## Directive
Scan the material below for the string "AUBIN", and copy every line where it shows up.

## The records
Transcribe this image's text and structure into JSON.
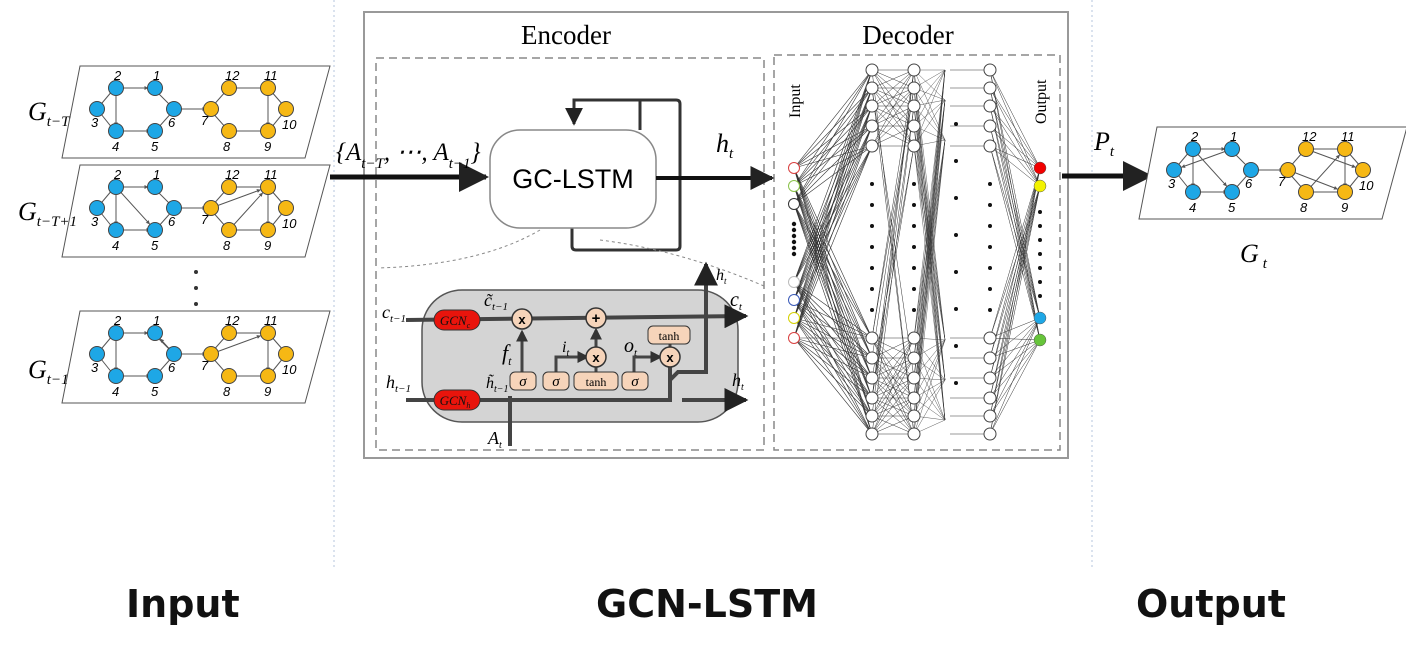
{
  "sections": {
    "input": "Input",
    "gcn_lstm": "GCN-LSTM",
    "output": "Output"
  },
  "encoder": {
    "title": "Encoder",
    "cell_label": "GC-LSTM",
    "hidden_state": "h",
    "hidden_sub": "t"
  },
  "decoder": {
    "title": "Decoder",
    "input_label": "Input",
    "output_label": "Output"
  },
  "input_graphs": [
    {
      "base": "G",
      "sub": "t−T"
    },
    {
      "base": "G",
      "sub": "t−T+1"
    },
    {
      "base": "G",
      "sub": "t−1"
    }
  ],
  "sequence": {
    "open": "{A",
    "sub1": "t−T",
    "mid": ", ⋯, A",
    "sub2": "t−1",
    "close": "}"
  },
  "output_arrow": {
    "base": "P",
    "sub": "t"
  },
  "output_graph": {
    "base": "G",
    "sub": "t"
  },
  "graph_nodes": [
    "1",
    "2",
    "3",
    "4",
    "5",
    "6",
    "7",
    "8",
    "9",
    "10",
    "11",
    "12"
  ],
  "lstm_cell": {
    "c_prev": "c",
    "c_prev_sub": "t−1",
    "h_prev": "h",
    "h_prev_sub": "t−1",
    "c_tilde": "c̃",
    "c_tilde_sub": "t−1",
    "h_tilde": "h̃",
    "h_tilde_sub": "t−1",
    "gcn": "GCN",
    "gcn_c_sub": "c",
    "gcn_h_sub": "h",
    "forget": "f",
    "input_gate": "i",
    "output_gate": "o",
    "gate_sub": "t",
    "sigma": "σ",
    "tanh": "tanh",
    "mult": "x",
    "plus": "+",
    "c_out": "c",
    "h_out": "h",
    "h_top": "h",
    "a_in": "A",
    "t_sub": "t"
  },
  "colors": {
    "blue_node": "#1ea7e6",
    "yellow_node": "#f6b814",
    "gcn_red": "#e8140c",
    "gate_fill": "#f6d4ba",
    "cell_bg": "#d4d4d4",
    "out_red": "#f20000",
    "out_yellow": "#f2f200",
    "out_blue": "#1ea7e6",
    "out_green": "#66c43a"
  }
}
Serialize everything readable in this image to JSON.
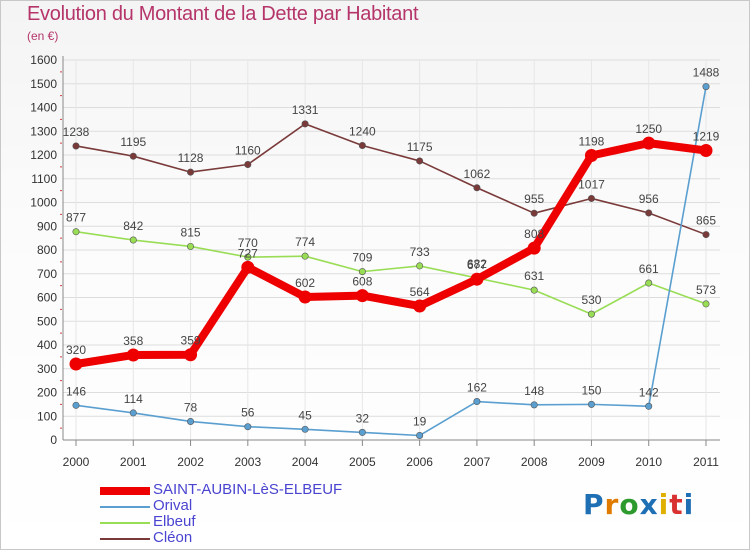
{
  "title": "Evolution du Montant de la Dette par Habitant",
  "subtitle": "(en €)",
  "chart_data": {
    "type": "line",
    "title": "Evolution du Montant de la Dette par Habitant",
    "subtitle": "(en €)",
    "xlabel": "",
    "ylabel": "",
    "x": [
      "2000",
      "2001",
      "2002",
      "2003",
      "2004",
      "2005",
      "2006",
      "2007",
      "2008",
      "2009",
      "2010",
      "2011"
    ],
    "ylim": [
      0,
      1600
    ],
    "yticks": [
      0,
      100,
      200,
      300,
      400,
      500,
      600,
      700,
      800,
      900,
      1000,
      1100,
      1200,
      1300,
      1400,
      1500,
      1600
    ],
    "grid": true,
    "legend_position": "bottom-left",
    "series": [
      {
        "name": "SAINT-AUBIN-LèS-ELBEUF",
        "color": "#ee0000",
        "values": [
          320,
          358,
          359,
          727,
          602,
          608,
          564,
          677,
          808,
          1198,
          1250,
          1219
        ],
        "labels": [
          "320",
          "358",
          "359",
          "727",
          "602",
          "608",
          "564",
          "677",
          "808",
          "1198",
          "1250",
          "1219"
        ]
      },
      {
        "name": "Orival",
        "color": "#5a9fd0",
        "values": [
          146,
          114,
          78,
          56,
          45,
          32,
          19,
          162,
          148,
          150,
          142,
          1488
        ],
        "labels": [
          "146",
          "114",
          "78",
          "56",
          "45",
          "32",
          "19",
          "162",
          "148",
          "150",
          "142",
          "1488"
        ]
      },
      {
        "name": "Elbeuf",
        "color": "#99dd55",
        "values": [
          877,
          842,
          815,
          770,
          774,
          709,
          733,
          682,
          631,
          530,
          661,
          573
        ],
        "labels": [
          "877",
          "842",
          "815",
          "770",
          "774",
          "709",
          "733",
          "682",
          "631",
          "530",
          "661",
          "573"
        ]
      },
      {
        "name": "Cléon",
        "color": "#7a3a3a",
        "values": [
          1238,
          1195,
          1128,
          1160,
          1331,
          1240,
          1175,
          1062,
          955,
          1017,
          956,
          865
        ],
        "labels": [
          "1238",
          "1195",
          "1128",
          "1160",
          "1331",
          "1240",
          "1175",
          "1062",
          "955",
          "1017",
          "956",
          "865"
        ]
      }
    ]
  },
  "legend": {
    "items": [
      {
        "label": "SAINT-AUBIN-LèS-ELBEUF",
        "color": "#ee0000"
      },
      {
        "label": "Orival",
        "color": "#5a9fd0"
      },
      {
        "label": "Elbeuf",
        "color": "#99dd55"
      },
      {
        "label": "Cléon",
        "color": "#7a3a3a"
      }
    ]
  },
  "logo": {
    "text": "Proxiti",
    "colors": [
      "#1f6fb5",
      "#e07b00",
      "#2c9a2c",
      "#1f6fb5",
      "#e0b000",
      "#d93030",
      "#1f6fb5"
    ]
  }
}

## Task answer
        "name": "SAINT-AUBIN-LèS-ELBEUF",
        "label": "SAINT-AUBIN-LèS-ELBEUF",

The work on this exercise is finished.